THE EXERCISE:
Return every entry exactly.

[START OF EXTRACTED MATERIAL]

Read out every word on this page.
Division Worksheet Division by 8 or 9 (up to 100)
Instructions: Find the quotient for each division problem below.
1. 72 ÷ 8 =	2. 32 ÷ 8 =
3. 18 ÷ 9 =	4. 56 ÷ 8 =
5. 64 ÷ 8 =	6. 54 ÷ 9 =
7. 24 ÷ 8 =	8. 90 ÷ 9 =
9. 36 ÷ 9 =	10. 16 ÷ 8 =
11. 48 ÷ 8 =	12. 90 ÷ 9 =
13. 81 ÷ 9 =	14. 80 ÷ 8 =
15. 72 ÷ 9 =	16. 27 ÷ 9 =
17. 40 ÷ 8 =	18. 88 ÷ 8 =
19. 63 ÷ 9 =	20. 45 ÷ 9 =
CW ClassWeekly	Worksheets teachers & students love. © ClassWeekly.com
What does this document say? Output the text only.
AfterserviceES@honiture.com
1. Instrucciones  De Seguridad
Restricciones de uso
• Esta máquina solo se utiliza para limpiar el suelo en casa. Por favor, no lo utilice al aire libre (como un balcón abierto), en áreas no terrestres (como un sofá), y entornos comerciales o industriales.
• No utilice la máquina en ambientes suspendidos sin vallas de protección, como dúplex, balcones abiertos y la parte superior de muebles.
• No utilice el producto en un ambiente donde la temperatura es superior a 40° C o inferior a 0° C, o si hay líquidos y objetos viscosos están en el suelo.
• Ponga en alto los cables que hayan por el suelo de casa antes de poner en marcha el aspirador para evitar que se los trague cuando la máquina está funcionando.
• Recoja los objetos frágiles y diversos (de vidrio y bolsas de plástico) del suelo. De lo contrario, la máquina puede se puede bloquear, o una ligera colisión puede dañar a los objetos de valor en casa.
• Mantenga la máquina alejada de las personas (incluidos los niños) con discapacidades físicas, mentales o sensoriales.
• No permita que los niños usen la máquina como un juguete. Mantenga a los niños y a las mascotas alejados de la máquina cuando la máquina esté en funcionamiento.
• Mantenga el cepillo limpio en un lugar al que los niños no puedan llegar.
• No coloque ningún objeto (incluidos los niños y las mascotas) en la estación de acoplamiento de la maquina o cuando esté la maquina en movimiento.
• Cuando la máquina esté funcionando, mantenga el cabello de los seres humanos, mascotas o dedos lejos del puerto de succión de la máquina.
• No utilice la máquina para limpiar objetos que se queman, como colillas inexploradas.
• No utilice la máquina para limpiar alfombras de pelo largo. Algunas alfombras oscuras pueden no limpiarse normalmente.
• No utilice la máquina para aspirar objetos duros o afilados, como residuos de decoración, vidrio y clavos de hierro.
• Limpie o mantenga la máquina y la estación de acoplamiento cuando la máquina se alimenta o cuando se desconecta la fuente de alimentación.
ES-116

[END OF EXTRACTED MATERIAL]

FINAL ANSWER:
Read out every word on this page.
Division Worksheet Division by 8 or 9 (up to 100)
Instructions: Find the quotient for each division problem below.
1. 72 ÷ 8 =	2. 32 ÷ 8 =
3. 18 ÷ 9 =	4. 56 ÷ 8 =
5. 64 ÷ 8 =	6. 54 ÷ 9 =
7. 24 ÷ 8 =	8. 90 ÷ 9 =
9. 36 ÷ 9 =	10. 16 ÷ 8 =
11. 48 ÷ 8 =	12. 90 ÷ 9 =
13. 81 ÷ 9 =	14. 80 ÷ 8 =
15. 72 ÷ 9 =	16. 27 ÷ 9 =
17. 40 ÷ 8 =	18. 88 ÷ 8 =
19. 63 ÷ 9 =	20. 45 ÷ 9 =
CW ClassWeekly	Worksheets teachers & students love. © ClassWeekly.com
What does this document say? Output the text only.
AfterserviceES@honiture.com
1. Instrucciones  De Seguridad
Restricciones de uso
• Esta máquina solo se utiliza para limpiar el suelo en casa. Por favor, no lo utilice al aire libre (como un balcón abierto), en áreas no terrestres (como un sofá), y entornos comerciales o industriales.
• No utilice la máquina en ambientes suspendidos sin vallas de protección, como dúplex, balcones abiertos y la parte superior de muebles.
• No utilice el producto en un ambiente donde la temperatura es superior a 40° C o inferior a 0° C, o si hay líquidos y objetos viscosos están en el suelo.
• Ponga en alto los cables que hayan por el suelo de casa antes de poner en marcha el aspirador para evitar que se los trague cuando la máquina está funcionando.
• Recoja los objetos frágiles y diversos (de vidrio y bolsas de plástico) del suelo. De lo contrario, la máquina puede se puede bloquear, o una ligera colisión puede dañar a los objetos de valor en casa.
• Mantenga la máquina alejada de las personas (incluidos los niños) con discapacidades físicas, mentales o sensoriales.
• No permita que los niños usen la máquina como un juguete. Mantenga a los niños y a las mascotas alejados de la máquina cuando la máquina esté en funcionamiento.
• Mantenga el cepillo limpio en un lugar al que los niños no puedan llegar.
• No coloque ningún objeto (incluidos los niños y las mascotas) en la estación de acoplamiento de la maquina o cuando esté la maquina en movimiento.
• Cuando la máquina esté funcionando, mantenga el cabello de los seres humanos, mascotas o dedos lejos del puerto de succión de la máquina.
• No utilice la máquina para limpiar objetos que se queman, como colillas inexploradas.
• No utilice la máquina para limpiar alfombras de pelo largo. Algunas alfombras oscuras pueden no limpiarse normalmente.
• No utilice la máquina para aspirar objetos duros o afilados, como residuos de decoración, vidrio y clavos de hierro.
• Limpie o mantenga la máquina y la estación de acoplamiento cuando la máquina se alimenta o cuando se desconecta la fuente de alimentación.
ES-116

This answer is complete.